**TEXT PROVIDED:**
______________________________

@nogc and NSAutoReleasePool-style regions.
via Digitalmars-d
digitalmars-d at puremagic.com
Tue Jul 8 14:17:49 PDT 2014
On Tuesday, 8 July 2014 at 20:38:59 UTC, Marc Schütz wrote:
> But as you already noted, there needs to be a mechanism to
> restrict escaping of pointers.
Yes, there ought to be, at least for @safe code.
> Do you have some concrete idea how that could be solved?
For my use, yes. Since I am considering a D-version for game
server development that does whole program analysis and might put
additional restrictions on the language. I'd like to restrict the
language to the extent that I can generate C code for portability
(server/client code sharing)…
However, it should be possible with more local annotations too,
but maybe the existing ones that D provides are too weak or too
strong?
One needs to prevent escaping, that means:
1. prevent writing through global variables (but allow reading
values, but not reading references for writing?)
2. prevent establishing new global contexts (threads and fibers)
3. putting limitations on the in-parameters to functions called
within the region-allocator block so they don't allow writing to
global contexts
4. ???
Sounds a lot like "pure", but not quite matching up?
> A more or less straight-forward way would be to encode the
> ownership/lifetime information somewhere in the types of the
> pointers (similar to how we use const and the like today). But
> this cannot be done, because it could not apply to external
> (non-template) functions.
It would be nice if it could fit into the current infrastructure…
but all suggestions are interesting. I think it could be a nice
way to get "gc" level convinience during spin up of a server when
you have plenty of memory available (you can afford to be
wasteful before you load in the main data).

______________________________

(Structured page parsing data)
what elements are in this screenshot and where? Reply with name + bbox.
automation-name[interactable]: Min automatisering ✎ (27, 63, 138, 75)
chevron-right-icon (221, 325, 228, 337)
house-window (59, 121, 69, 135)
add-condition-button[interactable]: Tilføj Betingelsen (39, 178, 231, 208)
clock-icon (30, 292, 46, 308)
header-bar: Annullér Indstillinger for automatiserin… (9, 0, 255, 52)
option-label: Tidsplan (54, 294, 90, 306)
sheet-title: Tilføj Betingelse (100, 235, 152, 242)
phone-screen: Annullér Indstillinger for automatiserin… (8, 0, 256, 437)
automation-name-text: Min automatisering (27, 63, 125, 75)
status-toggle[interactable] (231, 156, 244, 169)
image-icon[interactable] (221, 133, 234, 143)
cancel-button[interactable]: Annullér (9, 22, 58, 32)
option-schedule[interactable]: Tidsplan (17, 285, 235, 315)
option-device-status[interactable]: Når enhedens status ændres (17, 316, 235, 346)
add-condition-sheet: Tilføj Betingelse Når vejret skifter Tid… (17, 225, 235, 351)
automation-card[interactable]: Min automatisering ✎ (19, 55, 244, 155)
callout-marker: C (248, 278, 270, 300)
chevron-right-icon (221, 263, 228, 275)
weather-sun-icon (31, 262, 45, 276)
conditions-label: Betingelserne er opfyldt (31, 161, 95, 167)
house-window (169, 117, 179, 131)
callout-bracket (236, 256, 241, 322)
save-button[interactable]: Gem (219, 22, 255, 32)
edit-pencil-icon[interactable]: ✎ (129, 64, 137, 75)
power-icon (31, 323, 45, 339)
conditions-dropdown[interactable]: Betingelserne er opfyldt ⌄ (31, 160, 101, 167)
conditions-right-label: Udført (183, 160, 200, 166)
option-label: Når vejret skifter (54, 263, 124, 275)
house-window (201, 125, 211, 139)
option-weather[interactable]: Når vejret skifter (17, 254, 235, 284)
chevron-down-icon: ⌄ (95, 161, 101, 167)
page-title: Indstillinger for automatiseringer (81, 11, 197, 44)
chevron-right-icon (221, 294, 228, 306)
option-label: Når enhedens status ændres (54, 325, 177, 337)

______________________________

Reproduce the post on @nogc regions word for word, everything from "One needs to" down to "(threads and fibers)". This data was taken from a separate source and has no connection to the text.

**SOLUTION TO THIS TASK:**
One needs to prevent escaping, that means:
1. prevent writing through global variables (but allow reading
values, but not reading references for writing?)
2. prevent establishing new global contexts (threads and fibers)